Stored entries
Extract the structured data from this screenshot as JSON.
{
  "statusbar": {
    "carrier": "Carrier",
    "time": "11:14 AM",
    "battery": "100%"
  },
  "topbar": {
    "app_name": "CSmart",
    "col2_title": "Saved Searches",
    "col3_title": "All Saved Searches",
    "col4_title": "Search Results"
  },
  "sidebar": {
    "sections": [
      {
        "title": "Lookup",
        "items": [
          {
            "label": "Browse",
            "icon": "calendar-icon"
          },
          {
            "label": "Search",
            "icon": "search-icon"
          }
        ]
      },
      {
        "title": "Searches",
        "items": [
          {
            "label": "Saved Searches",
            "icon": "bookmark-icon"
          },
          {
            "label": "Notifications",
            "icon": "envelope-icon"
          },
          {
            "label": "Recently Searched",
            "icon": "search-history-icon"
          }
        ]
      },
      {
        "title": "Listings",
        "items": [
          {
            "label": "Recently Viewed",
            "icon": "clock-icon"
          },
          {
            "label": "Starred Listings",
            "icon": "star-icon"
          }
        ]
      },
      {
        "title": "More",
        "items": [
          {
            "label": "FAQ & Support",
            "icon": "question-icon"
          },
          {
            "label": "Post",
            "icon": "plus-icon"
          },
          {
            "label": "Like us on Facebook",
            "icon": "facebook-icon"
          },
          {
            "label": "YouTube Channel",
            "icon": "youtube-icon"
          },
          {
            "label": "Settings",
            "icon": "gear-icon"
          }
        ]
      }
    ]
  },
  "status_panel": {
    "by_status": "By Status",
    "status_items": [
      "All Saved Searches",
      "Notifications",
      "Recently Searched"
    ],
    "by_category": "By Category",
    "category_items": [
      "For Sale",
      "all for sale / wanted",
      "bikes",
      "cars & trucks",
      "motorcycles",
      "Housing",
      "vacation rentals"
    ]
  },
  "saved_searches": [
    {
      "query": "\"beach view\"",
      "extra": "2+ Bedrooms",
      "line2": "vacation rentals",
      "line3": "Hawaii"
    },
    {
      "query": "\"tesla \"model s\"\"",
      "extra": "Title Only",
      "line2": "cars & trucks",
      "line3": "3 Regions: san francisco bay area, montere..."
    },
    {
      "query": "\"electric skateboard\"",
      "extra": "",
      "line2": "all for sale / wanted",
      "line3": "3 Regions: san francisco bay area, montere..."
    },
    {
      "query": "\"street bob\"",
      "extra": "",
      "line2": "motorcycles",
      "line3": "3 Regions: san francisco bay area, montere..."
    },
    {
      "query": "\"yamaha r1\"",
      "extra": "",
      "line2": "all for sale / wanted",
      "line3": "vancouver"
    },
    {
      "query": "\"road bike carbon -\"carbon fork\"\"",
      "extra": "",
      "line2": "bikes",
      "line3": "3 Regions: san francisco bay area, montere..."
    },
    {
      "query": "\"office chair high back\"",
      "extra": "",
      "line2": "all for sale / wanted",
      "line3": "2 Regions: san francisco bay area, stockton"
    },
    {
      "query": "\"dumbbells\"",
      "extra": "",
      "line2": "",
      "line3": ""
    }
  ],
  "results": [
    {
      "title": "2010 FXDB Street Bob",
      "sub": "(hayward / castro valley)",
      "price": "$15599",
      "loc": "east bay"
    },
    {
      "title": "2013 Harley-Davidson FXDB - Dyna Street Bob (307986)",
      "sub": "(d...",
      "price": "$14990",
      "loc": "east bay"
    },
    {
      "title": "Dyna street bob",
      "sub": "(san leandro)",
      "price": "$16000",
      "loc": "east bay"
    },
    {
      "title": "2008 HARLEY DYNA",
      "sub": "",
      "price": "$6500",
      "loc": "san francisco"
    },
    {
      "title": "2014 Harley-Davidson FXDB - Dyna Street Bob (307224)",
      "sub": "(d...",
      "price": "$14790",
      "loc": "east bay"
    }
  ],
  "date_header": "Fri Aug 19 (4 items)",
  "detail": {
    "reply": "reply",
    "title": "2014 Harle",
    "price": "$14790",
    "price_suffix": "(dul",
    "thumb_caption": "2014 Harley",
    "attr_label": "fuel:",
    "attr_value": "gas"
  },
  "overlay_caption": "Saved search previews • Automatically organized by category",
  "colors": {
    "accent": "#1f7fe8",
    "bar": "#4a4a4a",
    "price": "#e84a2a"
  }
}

* [SHORT TASK]:
Your answer should be one number: how many lines in the material above contain the string "rentals".

* [EXERCISE RESPONSE]:
2